Do this ▸
Return all the data below as it stands, minus the pictures.

Stored rows ▸
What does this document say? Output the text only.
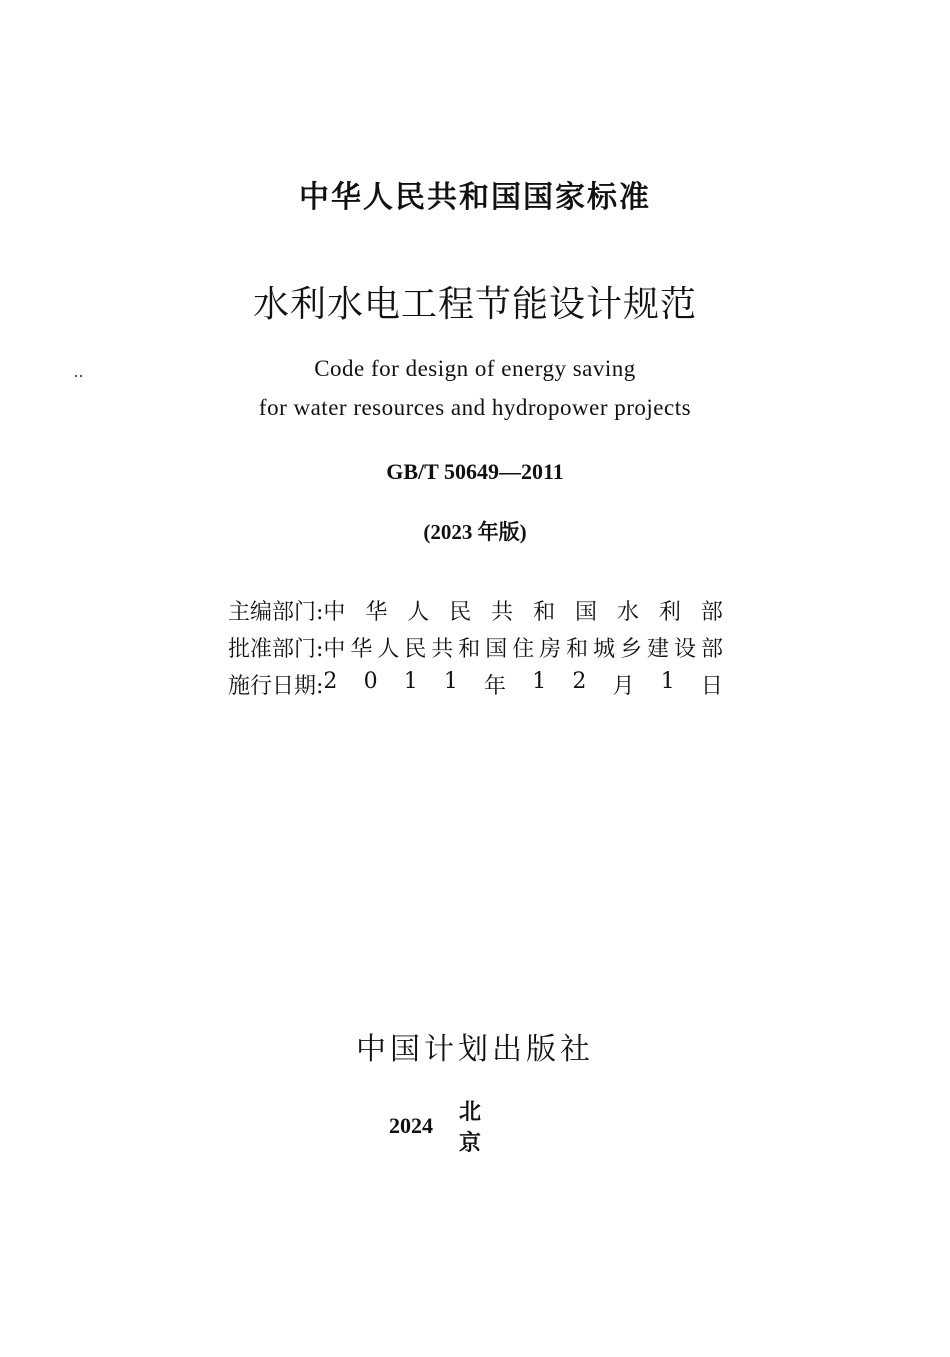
中华人民共和国国家标准
水利水电工程节能设计规范
Code for design of energy saving
for water resources and hydropower projects
GB/T 50649—2011
(2023 年版)
主编部门: 中 华 人 民 共 和 国 水 利 部
批准部门: 中 华 人 民 共 和 国 住 房 和 城 乡 建 设 部
施行日期: 2 0 1 1 年 1 2 月 1 日
中国计划出版社
2024
北京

Result ▸
What does this document say? Output the text only.
中华人民共和国国家标准
水利水电工程节能设计规范
Code for design of energy saving
for water resources and hydropower projects
GB/T 50649—2011
(2023 年版)
主编部门: 中 华 人 民 共 和 国 水 利 部
批准部门: 中 华 人 民 共 和 国 住 房 和 城 乡 建 设 部
施行日期: 2 0 1 1 年 1 2 月 1 日
中国计划出版社
2024
北京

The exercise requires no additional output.